Retype all of the data exactly as given.

Data lines.
┄┄┄┄┄┄┄┄┄┄┄┄┄┄┄┄┄┄┄┄
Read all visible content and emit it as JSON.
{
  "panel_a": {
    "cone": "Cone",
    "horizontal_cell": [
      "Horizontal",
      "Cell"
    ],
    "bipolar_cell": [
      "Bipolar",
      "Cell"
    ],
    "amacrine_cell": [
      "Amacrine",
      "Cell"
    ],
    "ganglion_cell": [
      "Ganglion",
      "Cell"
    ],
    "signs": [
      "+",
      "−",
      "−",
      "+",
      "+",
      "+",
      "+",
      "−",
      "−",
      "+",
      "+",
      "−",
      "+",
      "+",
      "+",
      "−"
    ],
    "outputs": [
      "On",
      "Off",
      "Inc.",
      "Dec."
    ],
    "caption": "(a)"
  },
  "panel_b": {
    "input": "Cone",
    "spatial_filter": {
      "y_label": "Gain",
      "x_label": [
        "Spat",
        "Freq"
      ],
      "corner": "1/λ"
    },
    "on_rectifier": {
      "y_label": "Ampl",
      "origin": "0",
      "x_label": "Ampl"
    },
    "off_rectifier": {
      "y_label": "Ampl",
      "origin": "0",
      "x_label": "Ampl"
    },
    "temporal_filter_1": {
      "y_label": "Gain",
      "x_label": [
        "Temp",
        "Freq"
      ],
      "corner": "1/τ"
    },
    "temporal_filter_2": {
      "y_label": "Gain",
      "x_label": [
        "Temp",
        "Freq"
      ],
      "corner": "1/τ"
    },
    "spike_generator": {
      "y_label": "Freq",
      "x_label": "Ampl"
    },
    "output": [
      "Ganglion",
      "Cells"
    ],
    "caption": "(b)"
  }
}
┄┄┄┄┄┄┄┄┄┄┄┄┄┄┄┄┄┄┄┄
The response.
Read all visible content and emit it as JSON.
{
  "panel_a": {
    "cone": "Cone",
    "horizontal_cell": [
      "Horizontal",
      "Cell"
    ],
    "bipolar_cell": [
      "Bipolar",
      "Cell"
    ],
    "amacrine_cell": [
      "Amacrine",
      "Cell"
    ],
    "ganglion_cell": [
      "Ganglion",
      "Cell"
    ],
    "signs": [
      "+",
      "−",
      "−",
      "+",
      "+",
      "+",
      "+",
      "−",
      "−",
      "+",
      "+",
      "−",
      "+",
      "+",
      "+",
      "−"
    ],
    "outputs": [
      "On",
      "Off",
      "Inc.",
      "Dec."
    ],
    "caption": "(a)"
  },
  "panel_b": {
    "input": "Cone",
    "spatial_filter": {
      "y_label": "Gain",
      "x_label": [
        "Spat",
        "Freq"
      ],
      "corner": "1/λ"
    },
    "on_rectifier": {
      "y_label": "Ampl",
      "origin": "0",
      "x_label": "Ampl"
    },
    "off_rectifier": {
      "y_label": "Ampl",
      "origin": "0",
      "x_label": "Ampl"
    },
    "temporal_filter_1": {
      "y_label": "Gain",
      "x_label": [
        "Temp",
        "Freq"
      ],
      "corner": "1/τ"
    },
    "temporal_filter_2": {
      "y_label": "Gain",
      "x_label": [
        "Temp",
        "Freq"
      ],
      "corner": "1/τ"
    },
    "spike_generator": {
      "y_label": "Freq",
      "x_label": "Ampl"
    },
    "output": [
      "Ganglion",
      "Cells"
    ],
    "caption": "(b)"
  }
}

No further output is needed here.